- What to do -
Your task is to copy the material exactly.

== Data for this task

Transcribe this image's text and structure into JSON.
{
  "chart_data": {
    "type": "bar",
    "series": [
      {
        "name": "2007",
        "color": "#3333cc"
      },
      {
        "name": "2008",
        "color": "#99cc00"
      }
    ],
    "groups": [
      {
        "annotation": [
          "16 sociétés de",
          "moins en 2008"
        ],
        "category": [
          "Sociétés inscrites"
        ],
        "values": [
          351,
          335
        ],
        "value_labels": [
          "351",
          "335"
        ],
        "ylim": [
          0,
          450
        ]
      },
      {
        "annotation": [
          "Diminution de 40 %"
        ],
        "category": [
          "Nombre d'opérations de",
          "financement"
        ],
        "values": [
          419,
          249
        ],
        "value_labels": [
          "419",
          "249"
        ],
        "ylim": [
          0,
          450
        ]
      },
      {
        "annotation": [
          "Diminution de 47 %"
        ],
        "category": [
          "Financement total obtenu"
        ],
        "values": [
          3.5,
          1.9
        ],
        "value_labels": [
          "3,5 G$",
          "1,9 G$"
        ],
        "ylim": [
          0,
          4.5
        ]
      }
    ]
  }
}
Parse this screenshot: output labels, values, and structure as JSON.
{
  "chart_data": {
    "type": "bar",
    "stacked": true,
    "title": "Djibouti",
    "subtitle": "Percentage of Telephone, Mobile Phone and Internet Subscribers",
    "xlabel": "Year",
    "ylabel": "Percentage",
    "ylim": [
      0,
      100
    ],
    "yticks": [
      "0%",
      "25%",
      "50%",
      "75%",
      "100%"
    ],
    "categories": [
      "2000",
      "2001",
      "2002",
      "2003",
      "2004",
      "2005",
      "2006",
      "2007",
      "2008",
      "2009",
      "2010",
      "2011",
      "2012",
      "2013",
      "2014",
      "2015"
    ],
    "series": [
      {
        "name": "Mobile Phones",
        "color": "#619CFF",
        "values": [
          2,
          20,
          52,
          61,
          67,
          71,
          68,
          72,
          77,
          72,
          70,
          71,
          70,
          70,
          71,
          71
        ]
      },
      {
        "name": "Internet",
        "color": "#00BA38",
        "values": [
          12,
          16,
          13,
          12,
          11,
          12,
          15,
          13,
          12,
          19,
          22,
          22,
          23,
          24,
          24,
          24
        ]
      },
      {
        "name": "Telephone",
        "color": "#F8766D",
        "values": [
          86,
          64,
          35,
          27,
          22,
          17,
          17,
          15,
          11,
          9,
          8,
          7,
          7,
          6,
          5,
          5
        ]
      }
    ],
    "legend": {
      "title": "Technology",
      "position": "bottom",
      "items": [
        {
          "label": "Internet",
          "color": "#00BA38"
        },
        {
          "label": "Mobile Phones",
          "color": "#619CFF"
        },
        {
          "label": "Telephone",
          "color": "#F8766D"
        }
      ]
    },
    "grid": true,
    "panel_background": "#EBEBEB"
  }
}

====

- Expected output -
Transcribe this image's text and structure into JSON.
{
  "chart_data": {
    "type": "bar",
    "series": [
      {
        "name": "2007",
        "color": "#3333cc"
      },
      {
        "name": "2008",
        "color": "#99cc00"
      }
    ],
    "groups": [
      {
        "annotation": [
          "16 sociétés de",
          "moins en 2008"
        ],
        "category": [
          "Sociétés inscrites"
        ],
        "values": [
          351,
          335
        ],
        "value_labels": [
          "351",
          "335"
        ],
        "ylim": [
          0,
          450
        ]
      },
      {
        "annotation": [
          "Diminution de 40 %"
        ],
        "category": [
          "Nombre d'opérations de",
          "financement"
        ],
        "values": [
          419,
          249
        ],
        "value_labels": [
          "419",
          "249"
        ],
        "ylim": [
          0,
          450
        ]
      },
      {
        "annotation": [
          "Diminution de 47 %"
        ],
        "category": [
          "Financement total obtenu"
        ],
        "values": [
          3.5,
          1.9
        ],
        "value_labels": [
          "3,5 G$",
          "1,9 G$"
        ],
        "ylim": [
          0,
          4.5
        ]
      }
    ]
  }
}
Parse this screenshot: output labels, values, and structure as JSON.
{
  "chart_data": {
    "type": "bar",
    "stacked": true,
    "title": "Djibouti",
    "subtitle": "Percentage of Telephone, Mobile Phone and Internet Subscribers",
    "xlabel": "Year",
    "ylabel": "Percentage",
    "ylim": [
      0,
      100
    ],
    "yticks": [
      "0%",
      "25%",
      "50%",
      "75%",
      "100%"
    ],
    "categories": [
      "2000",
      "2001",
      "2002",
      "2003",
      "2004",
      "2005",
      "2006",
      "2007",
      "2008",
      "2009",
      "2010",
      "2011",
      "2012",
      "2013",
      "2014",
      "2015"
    ],
    "series": [
      {
        "name": "Mobile Phones",
        "color": "#619CFF",
        "values": [
          2,
          20,
          52,
          61,
          67,
          71,
          68,
          72,
          77,
          72,
          70,
          71,
          70,
          70,
          71,
          71
        ]
      },
      {
        "name": "Internet",
        "color": "#00BA38",
        "values": [
          12,
          16,
          13,
          12,
          11,
          12,
          15,
          13,
          12,
          19,
          22,
          22,
          23,
          24,
          24,
          24
        ]
      },
      {
        "name": "Telephone",
        "color": "#F8766D",
        "values": [
          86,
          64,
          35,
          27,
          22,
          17,
          17,
          15,
          11,
          9,
          8,
          7,
          7,
          6,
          5,
          5
        ]
      }
    ],
    "legend": {
      "title": "Technology",
      "position": "bottom",
      "items": [
        {
          "label": "Internet",
          "color": "#00BA38"
        },
        {
          "label": "Mobile Phones",
          "color": "#619CFF"
        },
        {
          "label": "Telephone",
          "color": "#F8766D"
        }
      ]
    },
    "grid": true,
    "panel_background": "#EBEBEB"
  }
}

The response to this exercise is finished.